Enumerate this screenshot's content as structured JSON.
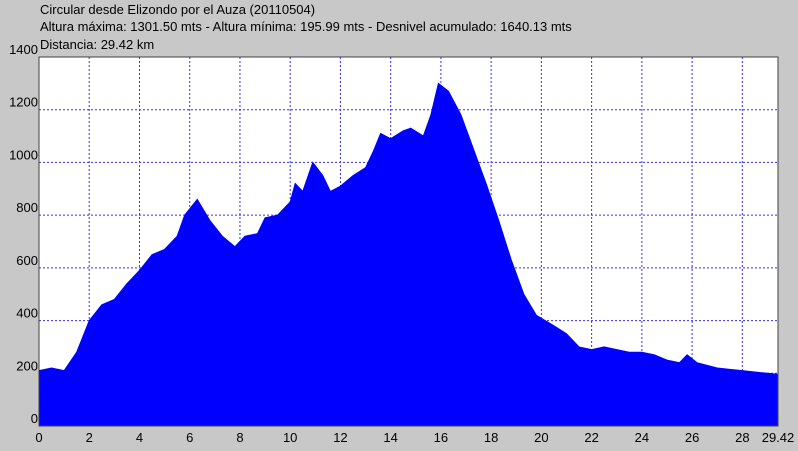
{
  "chart_data": {
    "type": "area",
    "title": "Circular desde Elizondo por el Auza (20110504)",
    "subtitle": "Altura máxima: 1301.50 mts - Altura mínima: 195.99 mts - Desnivel acumulado: 1640.13 mts",
    "annotation": "Distancia: 29.42 km",
    "x": [
      0,
      0.5,
      1.0,
      1.5,
      2.0,
      2.5,
      3.0,
      3.5,
      4.0,
      4.5,
      5.0,
      5.5,
      5.8,
      6.3,
      6.8,
      7.3,
      7.8,
      8.2,
      8.7,
      9.0,
      9.5,
      10.0,
      10.2,
      10.5,
      10.9,
      11.3,
      11.6,
      12.0,
      12.5,
      13.0,
      13.3,
      13.6,
      14.0,
      14.5,
      14.8,
      15.3,
      15.6,
      15.9,
      16.3,
      16.8,
      17.3,
      17.8,
      18.3,
      18.8,
      19.3,
      19.8,
      20.5,
      21.0,
      21.5,
      22.0,
      22.5,
      23.0,
      23.5,
      24.0,
      24.5,
      25.0,
      25.5,
      25.8,
      26.2,
      26.6,
      27.0,
      27.5,
      28.0,
      28.5,
      29.0,
      29.42
    ],
    "y": [
      210,
      220,
      210,
      280,
      400,
      460,
      480,
      540,
      590,
      650,
      670,
      720,
      800,
      860,
      780,
      720,
      680,
      720,
      730,
      790,
      800,
      850,
      920,
      890,
      1000,
      950,
      890,
      910,
      950,
      980,
      1040,
      1110,
      1090,
      1120,
      1130,
      1100,
      1180,
      1300,
      1270,
      1180,
      1050,
      920,
      780,
      630,
      500,
      420,
      380,
      350,
      300,
      290,
      300,
      290,
      280,
      280,
      270,
      250,
      240,
      270,
      240,
      230,
      220,
      215,
      210,
      205,
      200,
      196
    ],
    "color": "#0000ff",
    "xlim": [
      0,
      29.42
    ],
    "xticks": [
      0,
      2,
      4,
      6,
      8,
      10,
      12,
      14,
      16,
      18,
      20,
      22,
      24,
      26,
      28,
      29.42
    ],
    "ylim": [
      0,
      1400
    ],
    "yticks": [
      0,
      200,
      400,
      600,
      800,
      1000,
      1200,
      1400
    ],
    "grid": true
  }
}
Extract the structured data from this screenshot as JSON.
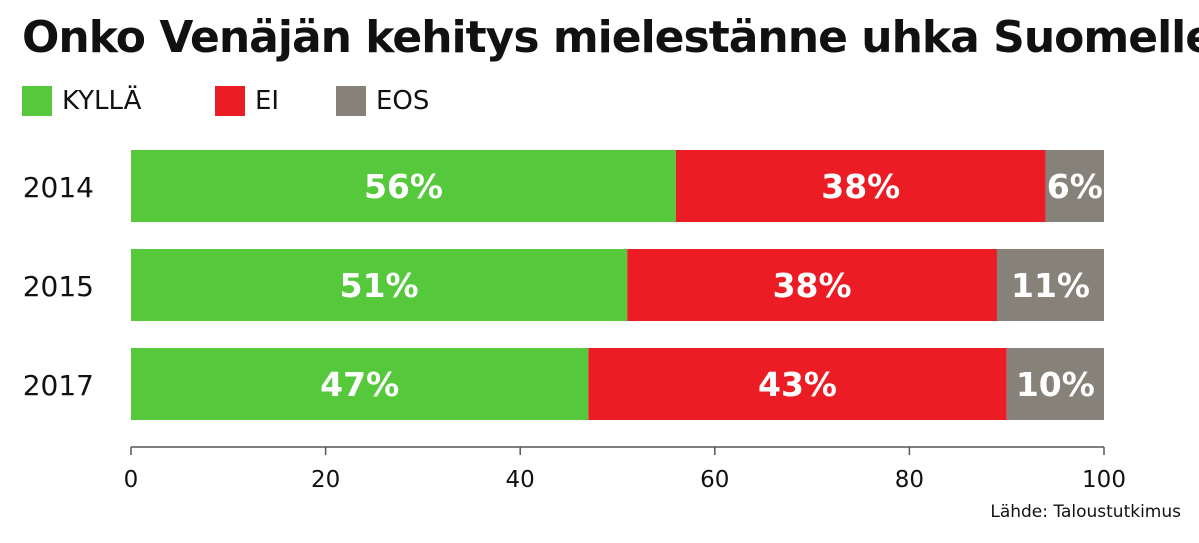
{
  "chart_data": {
    "type": "bar",
    "orientation": "horizontal",
    "stacked": true,
    "title": "Onko Venäjän kehitys mielestänne uhka Suomelle?",
    "categories": [
      "2014",
      "2015",
      "2017"
    ],
    "series": [
      {
        "name": "KYLLÄ",
        "color": "#55c93b",
        "values": [
          56,
          51,
          47
        ],
        "labels": [
          "56%",
          "51%",
          "47%"
        ]
      },
      {
        "name": "EI",
        "color": "#ec1c24",
        "values": [
          38,
          38,
          43
        ],
        "labels": [
          "38%",
          "38%",
          "43%"
        ]
      },
      {
        "name": "EOS",
        "color": "#86827a",
        "values": [
          6,
          11,
          10
        ],
        "labels": [
          "6%",
          "11%",
          "10%"
        ]
      }
    ],
    "xlim": [
      0,
      100
    ],
    "xticks": [
      0,
      20,
      40,
      60,
      80,
      100
    ],
    "xtick_labels": [
      "0",
      "20",
      "40",
      "60",
      "80",
      "100"
    ],
    "grid": false,
    "legend_position": "top-left"
  },
  "source": "Lähde: Taloustutkimus"
}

──────────

Every line from the one with "Extract the structured" through the last line of the material gets printed exactly, and nothing more. Omit the pictures.

IN RESPONSE:
Extract the structured data from this screenshot as JSON.
{
  "chart_data": {
    "type": "bar",
    "orientation": "horizontal",
    "stacked": true,
    "title": "Onko Venäjän kehitys mielestänne uhka Suomelle?",
    "categories": [
      "2014",
      "2015",
      "2017"
    ],
    "series": [
      {
        "name": "KYLLÄ",
        "color": "#55c93b",
        "values": [
          56,
          51,
          47
        ],
        "labels": [
          "56%",
          "51%",
          "47%"
        ]
      },
      {
        "name": "EI",
        "color": "#ec1c24",
        "values": [
          38,
          38,
          43
        ],
        "labels": [
          "38%",
          "38%",
          "43%"
        ]
      },
      {
        "name": "EOS",
        "color": "#86827a",
        "values": [
          6,
          11,
          10
        ],
        "labels": [
          "6%",
          "11%",
          "10%"
        ]
      }
    ],
    "xlim": [
      0,
      100
    ],
    "xticks": [
      0,
      20,
      40,
      60,
      80,
      100
    ],
    "xtick_labels": [
      "0",
      "20",
      "40",
      "60",
      "80",
      "100"
    ],
    "grid": false,
    "legend_position": "top-left"
  },
  "source": "Lähde: Taloustutkimus"
}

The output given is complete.